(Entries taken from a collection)
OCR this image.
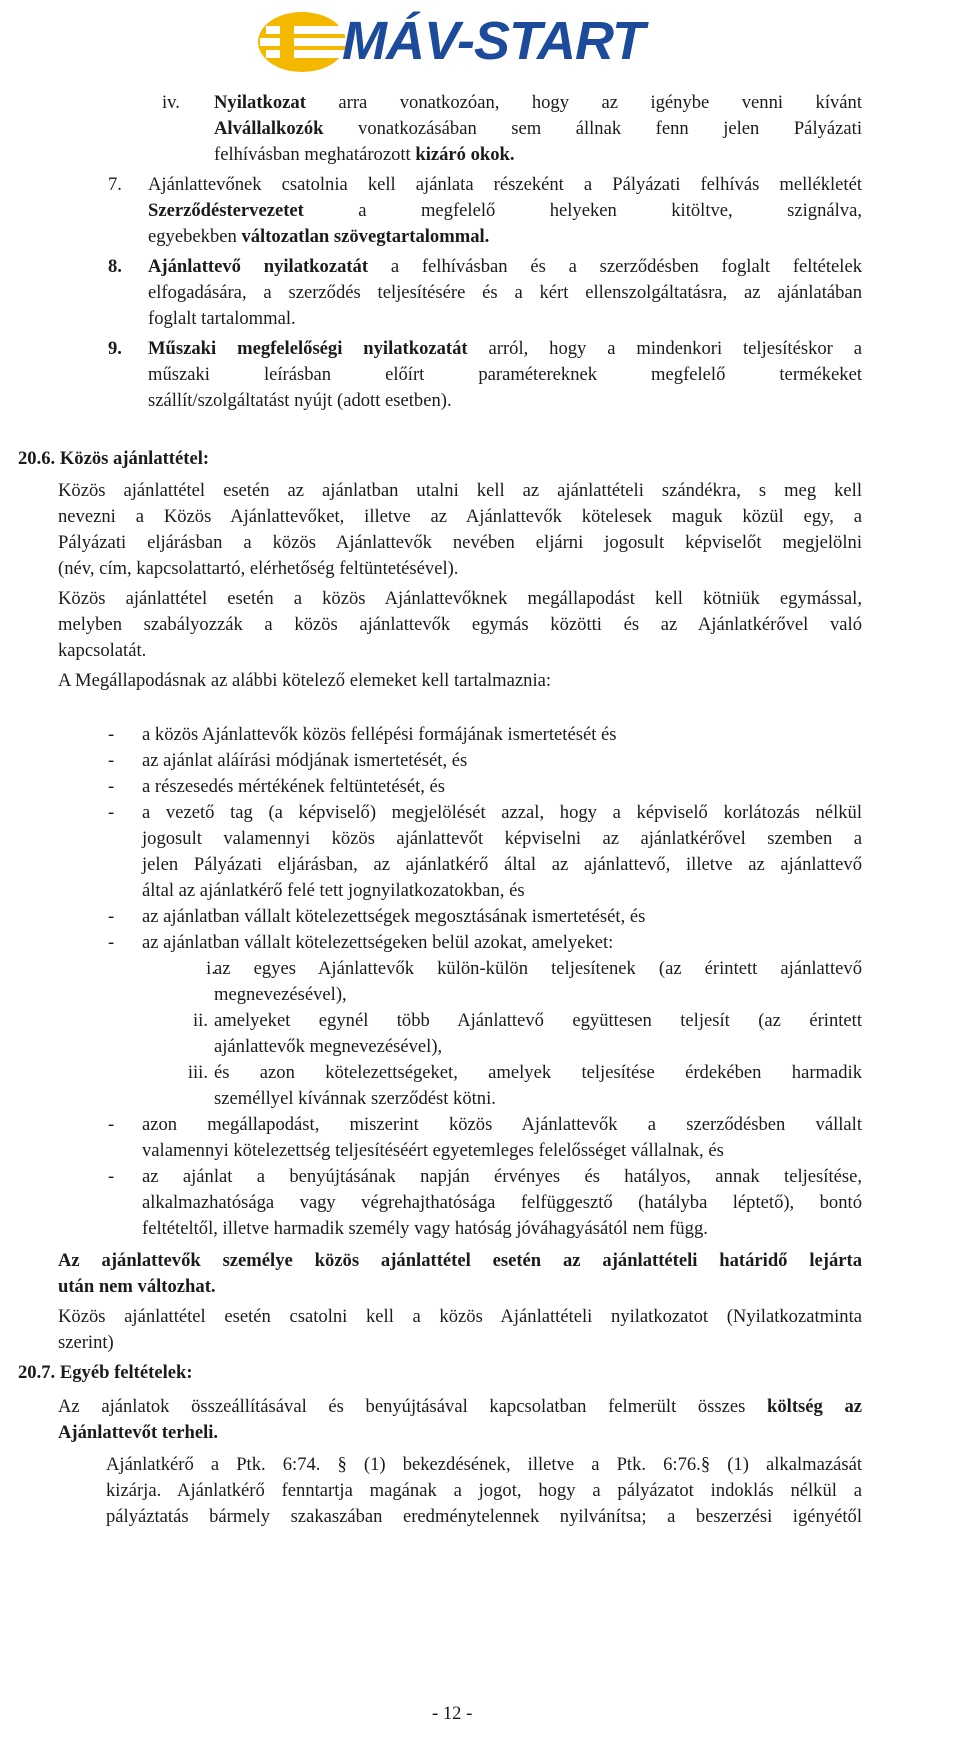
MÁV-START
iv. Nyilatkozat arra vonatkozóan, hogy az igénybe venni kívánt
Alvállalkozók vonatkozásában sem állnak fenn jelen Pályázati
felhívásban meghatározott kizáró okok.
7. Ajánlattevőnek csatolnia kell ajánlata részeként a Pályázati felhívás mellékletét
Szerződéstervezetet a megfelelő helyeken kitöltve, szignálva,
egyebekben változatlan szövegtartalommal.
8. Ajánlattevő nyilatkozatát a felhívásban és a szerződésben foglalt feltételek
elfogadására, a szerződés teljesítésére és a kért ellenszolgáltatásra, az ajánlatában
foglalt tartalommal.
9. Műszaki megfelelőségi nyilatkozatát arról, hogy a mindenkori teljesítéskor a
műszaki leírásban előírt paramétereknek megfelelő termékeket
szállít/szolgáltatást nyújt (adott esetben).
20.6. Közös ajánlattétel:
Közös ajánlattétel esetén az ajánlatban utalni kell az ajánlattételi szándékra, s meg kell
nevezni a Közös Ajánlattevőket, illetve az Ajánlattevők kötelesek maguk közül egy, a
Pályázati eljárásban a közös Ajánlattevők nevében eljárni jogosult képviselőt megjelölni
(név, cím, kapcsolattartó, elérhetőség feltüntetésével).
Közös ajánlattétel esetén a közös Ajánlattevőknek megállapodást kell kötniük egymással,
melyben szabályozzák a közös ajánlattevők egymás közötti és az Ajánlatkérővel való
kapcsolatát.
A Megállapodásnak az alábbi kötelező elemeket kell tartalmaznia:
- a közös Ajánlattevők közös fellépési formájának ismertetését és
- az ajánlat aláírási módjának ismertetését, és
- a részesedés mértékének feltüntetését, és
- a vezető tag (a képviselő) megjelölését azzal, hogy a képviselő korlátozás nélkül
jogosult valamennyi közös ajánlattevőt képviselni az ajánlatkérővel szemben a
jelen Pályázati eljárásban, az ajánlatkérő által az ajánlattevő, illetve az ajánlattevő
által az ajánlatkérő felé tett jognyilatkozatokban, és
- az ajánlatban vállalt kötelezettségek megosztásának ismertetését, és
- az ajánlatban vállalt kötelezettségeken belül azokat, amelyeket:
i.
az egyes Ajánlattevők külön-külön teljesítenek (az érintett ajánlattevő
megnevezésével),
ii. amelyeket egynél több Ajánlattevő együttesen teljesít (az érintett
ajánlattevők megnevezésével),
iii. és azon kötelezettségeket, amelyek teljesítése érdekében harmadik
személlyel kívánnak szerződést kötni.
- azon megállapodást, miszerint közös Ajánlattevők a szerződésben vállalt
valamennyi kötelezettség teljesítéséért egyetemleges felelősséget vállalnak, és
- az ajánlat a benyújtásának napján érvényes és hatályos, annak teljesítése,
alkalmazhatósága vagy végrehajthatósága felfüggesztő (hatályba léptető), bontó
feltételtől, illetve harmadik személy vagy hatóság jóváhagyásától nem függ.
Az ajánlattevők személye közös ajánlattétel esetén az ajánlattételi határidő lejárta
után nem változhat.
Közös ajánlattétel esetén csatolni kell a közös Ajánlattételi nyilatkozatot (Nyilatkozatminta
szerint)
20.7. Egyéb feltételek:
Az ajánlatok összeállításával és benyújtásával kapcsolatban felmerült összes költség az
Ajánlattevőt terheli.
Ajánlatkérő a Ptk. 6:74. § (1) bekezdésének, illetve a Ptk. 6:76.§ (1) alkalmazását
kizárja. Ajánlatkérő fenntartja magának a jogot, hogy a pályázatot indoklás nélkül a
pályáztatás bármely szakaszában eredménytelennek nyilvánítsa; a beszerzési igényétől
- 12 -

* * *

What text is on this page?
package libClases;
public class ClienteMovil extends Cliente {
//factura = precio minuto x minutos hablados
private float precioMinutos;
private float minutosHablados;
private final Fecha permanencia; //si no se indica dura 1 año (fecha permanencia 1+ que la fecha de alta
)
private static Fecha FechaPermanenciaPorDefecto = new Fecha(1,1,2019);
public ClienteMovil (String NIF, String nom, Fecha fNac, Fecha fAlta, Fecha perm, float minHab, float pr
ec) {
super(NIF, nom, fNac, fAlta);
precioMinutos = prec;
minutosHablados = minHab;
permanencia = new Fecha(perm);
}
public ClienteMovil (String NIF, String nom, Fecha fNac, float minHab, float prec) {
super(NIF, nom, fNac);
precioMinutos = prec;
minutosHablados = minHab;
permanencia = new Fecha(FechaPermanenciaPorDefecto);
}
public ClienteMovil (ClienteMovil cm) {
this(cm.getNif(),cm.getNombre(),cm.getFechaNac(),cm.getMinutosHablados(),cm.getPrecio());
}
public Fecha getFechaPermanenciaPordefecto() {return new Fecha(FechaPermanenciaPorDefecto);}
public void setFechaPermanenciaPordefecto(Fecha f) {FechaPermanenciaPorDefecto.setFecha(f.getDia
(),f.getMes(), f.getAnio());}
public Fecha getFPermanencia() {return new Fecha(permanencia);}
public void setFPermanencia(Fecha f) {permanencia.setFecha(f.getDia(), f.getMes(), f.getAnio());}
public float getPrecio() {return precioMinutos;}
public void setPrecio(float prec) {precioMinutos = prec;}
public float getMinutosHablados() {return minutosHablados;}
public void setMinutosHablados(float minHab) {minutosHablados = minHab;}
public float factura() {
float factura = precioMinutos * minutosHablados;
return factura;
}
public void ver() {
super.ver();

◆ REQUIRED TASK ◆
Check the records above line by line and tally those holding the string "jogosult". Answer with the number only.

◆ FULL RESPONSE ◆
2